* Document section:

────────────────

Saturday, May 31, 2008

How To Drive CVS Totally Insane

Okay, I do have to admit: posting on why CVS sucks or how to make it slow is the lamest thing ever.  I mean, duh!  Everyone knows that CVS is 1970's technology, 3 parts dope to 1 part disco, and there are better alternatives.

But...I think the performance situation I found is interesting because of when it happens.  (In particular, this performance problem has been with us for months and I only noticed now.)

The airport database is a 40 MB, 800,000 line text file.  We checked it into CVS

Hey, stop seemed like a good idea at the time!

What's interesting is that CVS can (or at least could) check revisions onto the main branch fast enough that we didn't realize we were getting into trouble, and check out the head branch at linear speeds, limited only by net connection.

Poking into the repository, it turns out that this is because the head-branch revision is stored in its entirety with diff instructions to move back a step each way toward the first revision. 

This goes a ways toward explaining why CVS doesn't become incrementally slower at getting code as you use it: in truth it does, but the cost is born on the older versions of the repository, not the newer ones!

────────────────

* Dataset excerpts:
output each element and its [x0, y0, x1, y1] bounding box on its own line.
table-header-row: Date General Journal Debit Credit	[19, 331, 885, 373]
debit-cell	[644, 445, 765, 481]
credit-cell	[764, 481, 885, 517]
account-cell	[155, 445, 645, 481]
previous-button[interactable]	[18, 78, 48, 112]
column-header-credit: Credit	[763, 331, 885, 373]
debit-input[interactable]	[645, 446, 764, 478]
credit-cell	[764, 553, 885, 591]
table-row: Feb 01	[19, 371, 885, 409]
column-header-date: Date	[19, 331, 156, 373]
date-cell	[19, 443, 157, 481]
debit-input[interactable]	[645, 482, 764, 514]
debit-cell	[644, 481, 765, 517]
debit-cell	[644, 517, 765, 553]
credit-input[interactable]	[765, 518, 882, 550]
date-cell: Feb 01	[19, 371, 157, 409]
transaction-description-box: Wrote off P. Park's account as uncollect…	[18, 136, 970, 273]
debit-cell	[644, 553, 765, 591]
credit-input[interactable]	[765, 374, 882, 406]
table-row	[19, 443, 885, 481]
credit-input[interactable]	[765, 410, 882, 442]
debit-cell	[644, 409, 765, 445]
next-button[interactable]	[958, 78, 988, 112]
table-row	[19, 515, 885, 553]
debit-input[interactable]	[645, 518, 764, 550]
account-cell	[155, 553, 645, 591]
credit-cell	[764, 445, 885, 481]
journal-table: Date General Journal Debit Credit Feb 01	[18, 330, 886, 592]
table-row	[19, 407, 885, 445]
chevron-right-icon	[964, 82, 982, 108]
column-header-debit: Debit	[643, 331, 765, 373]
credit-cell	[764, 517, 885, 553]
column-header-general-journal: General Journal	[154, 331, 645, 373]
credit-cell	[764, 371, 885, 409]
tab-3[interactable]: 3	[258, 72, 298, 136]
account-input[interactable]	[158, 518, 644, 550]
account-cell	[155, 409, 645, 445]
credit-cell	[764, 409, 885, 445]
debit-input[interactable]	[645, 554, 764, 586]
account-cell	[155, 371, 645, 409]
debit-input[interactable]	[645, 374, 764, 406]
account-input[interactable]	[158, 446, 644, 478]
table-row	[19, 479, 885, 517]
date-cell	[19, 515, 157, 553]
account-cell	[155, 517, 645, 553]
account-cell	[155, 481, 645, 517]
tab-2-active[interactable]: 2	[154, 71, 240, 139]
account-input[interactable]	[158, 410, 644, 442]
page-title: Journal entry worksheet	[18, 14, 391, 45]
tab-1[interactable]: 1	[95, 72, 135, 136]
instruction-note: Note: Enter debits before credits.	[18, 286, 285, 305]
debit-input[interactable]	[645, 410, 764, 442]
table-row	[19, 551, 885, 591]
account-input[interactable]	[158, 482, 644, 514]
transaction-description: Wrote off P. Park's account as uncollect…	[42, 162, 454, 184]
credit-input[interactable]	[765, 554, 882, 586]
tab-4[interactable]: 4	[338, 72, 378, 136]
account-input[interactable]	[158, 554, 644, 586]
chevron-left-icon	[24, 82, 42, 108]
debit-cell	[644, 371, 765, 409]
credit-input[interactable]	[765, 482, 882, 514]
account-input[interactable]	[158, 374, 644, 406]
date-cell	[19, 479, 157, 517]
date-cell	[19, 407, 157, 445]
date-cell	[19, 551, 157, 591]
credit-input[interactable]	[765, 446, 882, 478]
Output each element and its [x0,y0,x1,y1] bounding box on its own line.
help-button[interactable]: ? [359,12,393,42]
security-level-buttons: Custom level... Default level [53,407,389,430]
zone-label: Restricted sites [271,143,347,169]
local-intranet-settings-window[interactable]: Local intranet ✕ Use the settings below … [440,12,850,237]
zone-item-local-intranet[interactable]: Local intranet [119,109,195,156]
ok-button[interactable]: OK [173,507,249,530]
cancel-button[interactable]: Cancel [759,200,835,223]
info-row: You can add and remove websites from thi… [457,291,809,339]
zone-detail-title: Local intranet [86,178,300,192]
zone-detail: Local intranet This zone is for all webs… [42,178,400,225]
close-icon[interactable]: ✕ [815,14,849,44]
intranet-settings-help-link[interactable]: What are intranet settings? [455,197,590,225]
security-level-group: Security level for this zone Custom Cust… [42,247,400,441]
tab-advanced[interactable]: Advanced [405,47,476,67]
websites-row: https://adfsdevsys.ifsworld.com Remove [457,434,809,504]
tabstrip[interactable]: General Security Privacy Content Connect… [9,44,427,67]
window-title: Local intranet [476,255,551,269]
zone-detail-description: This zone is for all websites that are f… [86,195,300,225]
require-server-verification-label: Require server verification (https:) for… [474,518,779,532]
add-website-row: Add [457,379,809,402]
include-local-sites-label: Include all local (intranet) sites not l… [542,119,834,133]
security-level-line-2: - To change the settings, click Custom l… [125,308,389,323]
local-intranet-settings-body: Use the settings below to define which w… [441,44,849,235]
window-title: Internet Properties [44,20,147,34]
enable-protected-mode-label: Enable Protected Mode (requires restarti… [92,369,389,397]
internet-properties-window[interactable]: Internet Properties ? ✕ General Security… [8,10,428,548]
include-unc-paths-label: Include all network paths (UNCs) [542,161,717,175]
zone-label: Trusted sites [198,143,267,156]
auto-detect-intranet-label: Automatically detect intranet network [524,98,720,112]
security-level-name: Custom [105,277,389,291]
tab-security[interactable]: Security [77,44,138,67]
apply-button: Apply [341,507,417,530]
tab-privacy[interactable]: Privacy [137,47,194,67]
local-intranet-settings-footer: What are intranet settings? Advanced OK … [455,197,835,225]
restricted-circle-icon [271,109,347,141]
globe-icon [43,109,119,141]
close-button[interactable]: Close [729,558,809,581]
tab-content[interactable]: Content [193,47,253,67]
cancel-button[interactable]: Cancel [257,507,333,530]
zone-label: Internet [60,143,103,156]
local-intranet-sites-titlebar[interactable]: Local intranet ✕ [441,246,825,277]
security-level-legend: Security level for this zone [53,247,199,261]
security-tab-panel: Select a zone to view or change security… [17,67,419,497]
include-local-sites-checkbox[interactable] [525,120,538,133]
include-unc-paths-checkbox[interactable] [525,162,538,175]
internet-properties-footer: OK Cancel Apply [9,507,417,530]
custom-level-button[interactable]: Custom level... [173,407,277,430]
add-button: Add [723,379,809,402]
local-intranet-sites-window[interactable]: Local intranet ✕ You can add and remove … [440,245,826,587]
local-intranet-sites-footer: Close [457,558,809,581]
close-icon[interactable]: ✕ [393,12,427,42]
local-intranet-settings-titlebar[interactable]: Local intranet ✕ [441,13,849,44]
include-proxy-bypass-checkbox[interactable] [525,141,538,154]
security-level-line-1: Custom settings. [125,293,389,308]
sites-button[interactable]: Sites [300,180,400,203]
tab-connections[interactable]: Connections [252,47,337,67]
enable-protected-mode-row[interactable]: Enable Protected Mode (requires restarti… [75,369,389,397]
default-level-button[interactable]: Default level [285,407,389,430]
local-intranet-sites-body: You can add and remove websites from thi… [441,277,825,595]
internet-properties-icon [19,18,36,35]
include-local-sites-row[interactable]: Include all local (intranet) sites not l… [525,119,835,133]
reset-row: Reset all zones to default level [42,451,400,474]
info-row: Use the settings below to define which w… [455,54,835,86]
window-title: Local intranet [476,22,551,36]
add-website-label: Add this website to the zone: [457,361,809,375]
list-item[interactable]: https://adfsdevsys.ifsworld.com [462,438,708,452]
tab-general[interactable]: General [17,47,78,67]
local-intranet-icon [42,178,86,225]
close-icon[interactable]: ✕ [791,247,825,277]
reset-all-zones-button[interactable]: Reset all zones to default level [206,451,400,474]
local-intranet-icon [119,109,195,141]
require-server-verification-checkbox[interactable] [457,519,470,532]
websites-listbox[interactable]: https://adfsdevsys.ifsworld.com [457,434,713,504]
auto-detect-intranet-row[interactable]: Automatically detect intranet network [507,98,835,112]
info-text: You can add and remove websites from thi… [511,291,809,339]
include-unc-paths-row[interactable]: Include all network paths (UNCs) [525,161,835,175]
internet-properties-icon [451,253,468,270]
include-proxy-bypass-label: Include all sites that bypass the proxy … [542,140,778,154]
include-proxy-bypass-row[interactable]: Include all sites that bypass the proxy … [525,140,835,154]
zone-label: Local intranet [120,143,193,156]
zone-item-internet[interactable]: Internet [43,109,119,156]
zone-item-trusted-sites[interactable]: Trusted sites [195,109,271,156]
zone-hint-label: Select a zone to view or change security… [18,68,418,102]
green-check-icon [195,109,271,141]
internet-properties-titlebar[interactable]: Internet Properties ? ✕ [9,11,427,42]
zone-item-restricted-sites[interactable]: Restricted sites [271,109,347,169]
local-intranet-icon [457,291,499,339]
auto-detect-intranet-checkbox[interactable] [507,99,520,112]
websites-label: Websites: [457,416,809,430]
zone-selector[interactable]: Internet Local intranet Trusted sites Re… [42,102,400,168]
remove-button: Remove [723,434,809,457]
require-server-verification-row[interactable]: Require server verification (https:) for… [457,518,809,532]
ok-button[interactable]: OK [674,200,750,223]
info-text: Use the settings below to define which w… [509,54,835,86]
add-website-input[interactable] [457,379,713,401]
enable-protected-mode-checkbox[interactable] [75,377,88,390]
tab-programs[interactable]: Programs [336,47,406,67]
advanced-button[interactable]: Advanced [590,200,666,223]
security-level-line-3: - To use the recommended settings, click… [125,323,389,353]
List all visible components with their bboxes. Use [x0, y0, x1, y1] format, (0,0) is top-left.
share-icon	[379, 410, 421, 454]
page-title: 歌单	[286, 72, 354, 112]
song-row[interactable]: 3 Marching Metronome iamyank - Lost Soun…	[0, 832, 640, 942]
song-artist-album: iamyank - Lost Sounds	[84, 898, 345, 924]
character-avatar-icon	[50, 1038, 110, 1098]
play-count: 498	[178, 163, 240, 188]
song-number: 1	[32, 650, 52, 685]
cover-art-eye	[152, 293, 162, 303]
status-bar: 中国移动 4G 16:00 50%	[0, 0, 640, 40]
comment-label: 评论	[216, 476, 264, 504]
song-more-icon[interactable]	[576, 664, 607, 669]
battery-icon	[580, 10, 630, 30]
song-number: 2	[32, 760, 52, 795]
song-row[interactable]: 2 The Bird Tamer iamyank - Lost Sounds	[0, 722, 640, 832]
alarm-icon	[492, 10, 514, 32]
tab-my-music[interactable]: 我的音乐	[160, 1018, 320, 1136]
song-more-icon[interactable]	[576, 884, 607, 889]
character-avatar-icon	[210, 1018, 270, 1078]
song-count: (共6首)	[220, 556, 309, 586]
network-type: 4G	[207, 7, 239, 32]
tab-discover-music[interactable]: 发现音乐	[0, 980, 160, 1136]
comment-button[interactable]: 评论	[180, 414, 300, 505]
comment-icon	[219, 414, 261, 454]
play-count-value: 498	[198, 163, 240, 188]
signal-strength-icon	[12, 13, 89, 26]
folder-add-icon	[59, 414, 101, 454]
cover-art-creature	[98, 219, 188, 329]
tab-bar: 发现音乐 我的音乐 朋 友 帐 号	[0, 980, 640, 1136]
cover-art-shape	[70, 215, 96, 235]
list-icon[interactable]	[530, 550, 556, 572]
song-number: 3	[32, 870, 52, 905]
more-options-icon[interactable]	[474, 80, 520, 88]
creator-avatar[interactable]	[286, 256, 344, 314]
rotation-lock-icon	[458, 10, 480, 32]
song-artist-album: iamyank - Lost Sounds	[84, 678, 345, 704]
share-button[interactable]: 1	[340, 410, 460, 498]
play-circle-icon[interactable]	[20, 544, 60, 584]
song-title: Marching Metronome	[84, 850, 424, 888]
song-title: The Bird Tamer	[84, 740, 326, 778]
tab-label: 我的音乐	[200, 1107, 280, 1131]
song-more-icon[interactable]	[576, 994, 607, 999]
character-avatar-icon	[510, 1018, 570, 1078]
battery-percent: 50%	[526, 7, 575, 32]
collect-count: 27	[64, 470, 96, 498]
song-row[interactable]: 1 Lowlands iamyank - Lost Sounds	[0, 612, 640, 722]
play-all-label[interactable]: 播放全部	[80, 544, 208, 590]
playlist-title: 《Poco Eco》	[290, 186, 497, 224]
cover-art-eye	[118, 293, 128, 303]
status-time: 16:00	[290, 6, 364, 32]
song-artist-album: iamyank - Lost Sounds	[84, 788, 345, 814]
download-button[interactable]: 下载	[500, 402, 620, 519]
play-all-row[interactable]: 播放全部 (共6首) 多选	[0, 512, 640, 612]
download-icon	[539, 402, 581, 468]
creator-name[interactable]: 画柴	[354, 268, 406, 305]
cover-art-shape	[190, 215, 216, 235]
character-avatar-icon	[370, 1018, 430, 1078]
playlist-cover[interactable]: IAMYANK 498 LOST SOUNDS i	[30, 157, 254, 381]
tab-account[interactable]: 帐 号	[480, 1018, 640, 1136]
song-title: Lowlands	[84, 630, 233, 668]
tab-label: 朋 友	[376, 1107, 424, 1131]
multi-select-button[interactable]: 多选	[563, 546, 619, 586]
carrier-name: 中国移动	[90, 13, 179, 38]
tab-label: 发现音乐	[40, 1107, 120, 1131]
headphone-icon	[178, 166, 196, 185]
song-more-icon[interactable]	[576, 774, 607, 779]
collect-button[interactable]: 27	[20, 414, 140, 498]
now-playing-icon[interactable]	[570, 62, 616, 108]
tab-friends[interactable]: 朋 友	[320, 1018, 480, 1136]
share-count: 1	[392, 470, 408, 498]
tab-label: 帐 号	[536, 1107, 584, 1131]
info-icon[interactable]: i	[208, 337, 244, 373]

────────────────

* What to do:
1: In the CVS post, how does the repository store the head-branch revision?
2: Pick up the post about CVS performance after its final sentence and keep writing it.

* Results for the exercise:
1: In its entirety, with diff instructions to move back a step each way toward the first revision.

2:
Where we got into trouble was when I checked data into a branch.  The branch cannot be the head revision, so it is stored as a delta off the version it came from.  With a huge file, the cost of applying even one diff on the fly is quite large.

In our case, getting the head revision takes less than a minute; getting either the previous revision of this file or the branched latest version take over 45 minutes!

I am not yet sure what we can do about this - the fact that historical check-outs will be slow is annoying, but clearly we don't use that feature very often.  (Fortunately this is a rarely-changing file.)

1 comment:

  1. cvs add -kb?

    or after the fact:

    cvs admin -kb

    See the Cedarqvist for details.